======== Stored rows

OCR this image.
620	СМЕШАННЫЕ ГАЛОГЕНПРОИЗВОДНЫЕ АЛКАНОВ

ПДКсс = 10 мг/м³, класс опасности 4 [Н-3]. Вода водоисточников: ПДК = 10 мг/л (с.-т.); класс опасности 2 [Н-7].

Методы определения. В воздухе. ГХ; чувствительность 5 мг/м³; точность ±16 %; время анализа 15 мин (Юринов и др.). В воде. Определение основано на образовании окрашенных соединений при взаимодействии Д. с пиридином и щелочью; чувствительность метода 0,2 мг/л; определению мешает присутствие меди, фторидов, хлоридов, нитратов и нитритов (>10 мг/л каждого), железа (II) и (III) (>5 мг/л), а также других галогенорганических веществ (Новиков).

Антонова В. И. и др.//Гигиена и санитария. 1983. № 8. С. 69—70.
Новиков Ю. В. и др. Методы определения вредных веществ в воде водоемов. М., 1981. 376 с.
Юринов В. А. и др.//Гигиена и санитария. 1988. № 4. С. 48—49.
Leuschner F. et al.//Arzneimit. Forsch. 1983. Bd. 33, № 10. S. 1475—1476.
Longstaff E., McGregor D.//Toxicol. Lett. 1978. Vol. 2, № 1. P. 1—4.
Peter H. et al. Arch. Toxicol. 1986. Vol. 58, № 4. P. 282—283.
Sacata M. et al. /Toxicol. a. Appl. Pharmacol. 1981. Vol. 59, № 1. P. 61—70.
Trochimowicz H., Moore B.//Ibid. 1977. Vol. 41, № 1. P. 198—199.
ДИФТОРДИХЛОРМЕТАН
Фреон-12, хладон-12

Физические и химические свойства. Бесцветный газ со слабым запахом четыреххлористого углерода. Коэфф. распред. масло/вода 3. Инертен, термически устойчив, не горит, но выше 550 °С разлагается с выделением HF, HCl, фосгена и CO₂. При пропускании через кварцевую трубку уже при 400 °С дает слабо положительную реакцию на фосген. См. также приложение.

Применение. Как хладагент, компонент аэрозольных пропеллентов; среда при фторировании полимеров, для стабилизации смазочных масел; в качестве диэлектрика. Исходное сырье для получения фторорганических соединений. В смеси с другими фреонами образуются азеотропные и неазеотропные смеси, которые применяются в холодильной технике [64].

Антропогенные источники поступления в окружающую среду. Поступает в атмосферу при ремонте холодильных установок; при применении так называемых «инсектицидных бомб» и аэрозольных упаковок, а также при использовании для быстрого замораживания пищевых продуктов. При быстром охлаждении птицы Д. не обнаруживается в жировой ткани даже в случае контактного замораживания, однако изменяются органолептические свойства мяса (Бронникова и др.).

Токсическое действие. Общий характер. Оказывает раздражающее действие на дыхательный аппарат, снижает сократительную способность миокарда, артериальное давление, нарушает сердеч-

================

Show every line where the string "Toxicol" appears.

Solution for this exercise –
Longstaff E., McGregor D.//Toxicol. Lett. 1978. Vol. 2, № 1. P. 1—4.
Peter H. et al. Arch. Toxicol. 1986. Vol. 58, № 4. P. 282—283.
Sacata M. et al. /Toxicol. a. Appl. Pharmacol. 1981. Vol. 59, № 1. P. 61—70.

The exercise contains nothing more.